REQUIRED WORK: Reproduce all the lines below exactly and omit the images.

(Source data)
::::

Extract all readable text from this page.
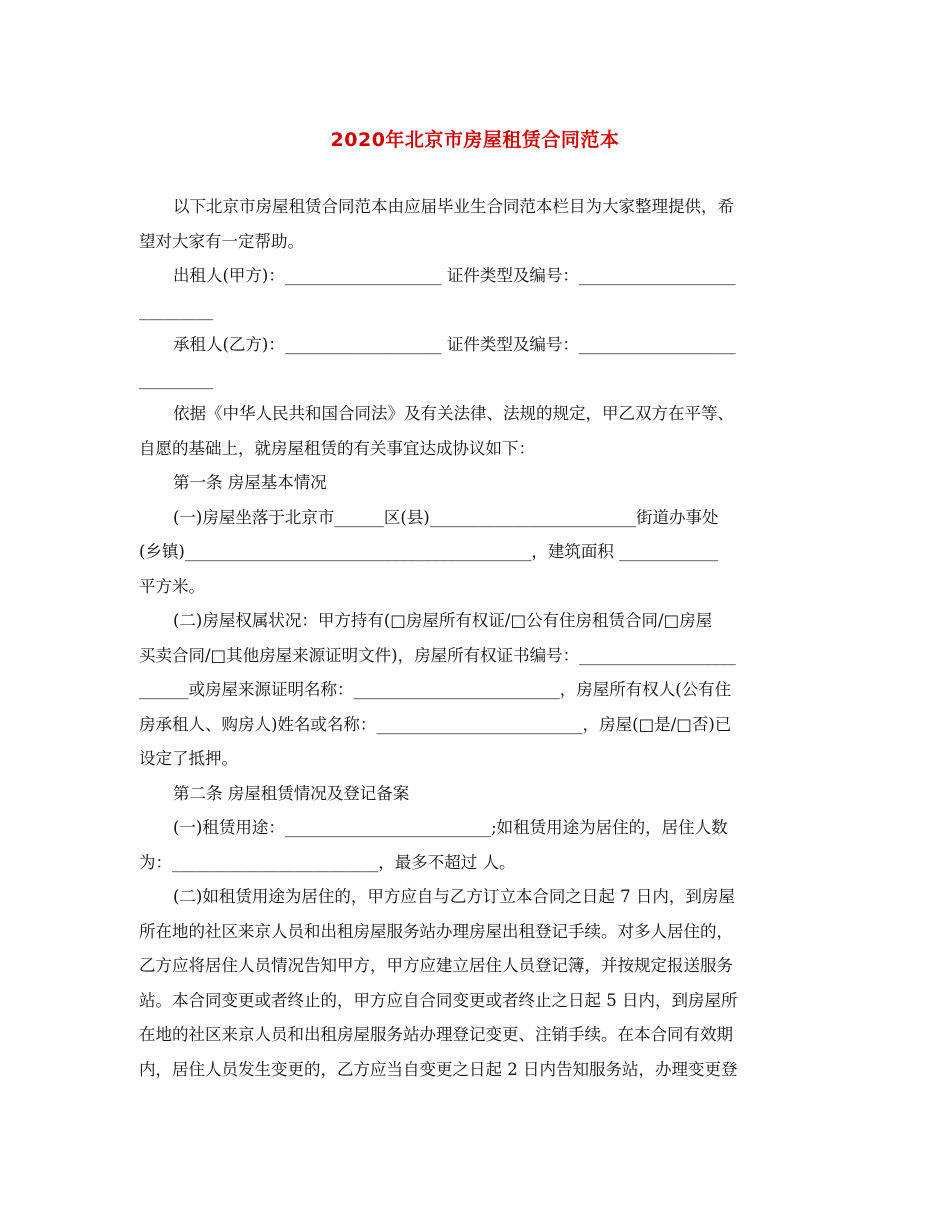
2020年北京市房屋租赁合同范本

以下北京市房屋租赁合同范本由应届毕业生合同范本栏目为大家整理提供，希

望对大家有一定帮助。

出租人(甲方)：___________________ 证件类型及编号：___________________

_________

承租人(乙方)：___________________ 证件类型及编号：___________________

_________

依据《中华人民共和国合同法》及有关法律、法规的规定，甲乙双方在平等、

自愿的基础上，就房屋租赁的有关事宜达成协议如下：

第一条 房屋基本情况

(一)房屋坐落于北京市______区(县)_________________________街道办事处

(乡镇)__________________________________________，建筑面积 ____________

平方米。

(二)房屋权属状况：甲方持有(□房屋所有权证/□公有住房租赁合同/□房屋

买卖合同/□其他房屋来源证明文件)，房屋所有权证书编号：___________________

______或房屋来源证明名称：_________________________，房屋所有权人(公有住

房承租人、购房人)姓名或名称：_________________________，房屋(□是/□否)已

设定了抵押。

第二条 房屋租赁情况及登记备案

(一)租赁用途：_________________________;如租赁用途为居住的，居住人数

为：_________________________，最多不超过 人。

(二)如租赁用途为居住的，甲方应自与乙方订立本合同之日起 7 日内，到房屋

所在地的社区来京人员和出租房屋服务站办理房屋出租登记手续。对多人居住的，

乙方应将居住人员情况告知甲方，甲方应建立居住人员登记簿，并按规定报送服务

站。本合同变更或者终止的，甲方应自合同变更或者终止之日起 5 日内，到房屋所

在地的社区来京人员和出租房屋服务站办理登记变更、注销手续。在本合同有效期

内，居住人员发生变更的，乙方应当自变更之日起 2 日内告知服务站，办理变更登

::::

SOLUTION:
Extract all readable text from this page.
2020年北京市房屋租赁合同范本

以下北京市房屋租赁合同范本由应届毕业生合同范本栏目为大家整理提供，希

望对大家有一定帮助。

出租人(甲方)：___________________ 证件类型及编号：___________________

_________

承租人(乙方)：___________________ 证件类型及编号：___________________

_________

依据《中华人民共和国合同法》及有关法律、法规的规定，甲乙双方在平等、

自愿的基础上，就房屋租赁的有关事宜达成协议如下：

第一条 房屋基本情况

(一)房屋坐落于北京市______区(县)_________________________街道办事处

(乡镇)__________________________________________，建筑面积 ____________

平方米。

(二)房屋权属状况：甲方持有(□房屋所有权证/□公有住房租赁合同/□房屋

买卖合同/□其他房屋来源证明文件)，房屋所有权证书编号：___________________

______或房屋来源证明名称：_________________________，房屋所有权人(公有住

房承租人、购房人)姓名或名称：_________________________，房屋(□是/□否)已

设定了抵押。

第二条 房屋租赁情况及登记备案

(一)租赁用途：_________________________;如租赁用途为居住的，居住人数

为：_________________________，最多不超过 人。

(二)如租赁用途为居住的，甲方应自与乙方订立本合同之日起 7 日内，到房屋

所在地的社区来京人员和出租房屋服务站办理房屋出租登记手续。对多人居住的，

乙方应将居住人员情况告知甲方，甲方应建立居住人员登记簿，并按规定报送服务

站。本合同变更或者终止的，甲方应自合同变更或者终止之日起 5 日内，到房屋所

在地的社区来京人员和出租房屋服务站办理登记变更、注销手续。在本合同有效期

内，居住人员发生变更的，乙方应当自变更之日起 2 日内告知服务站，办理变更登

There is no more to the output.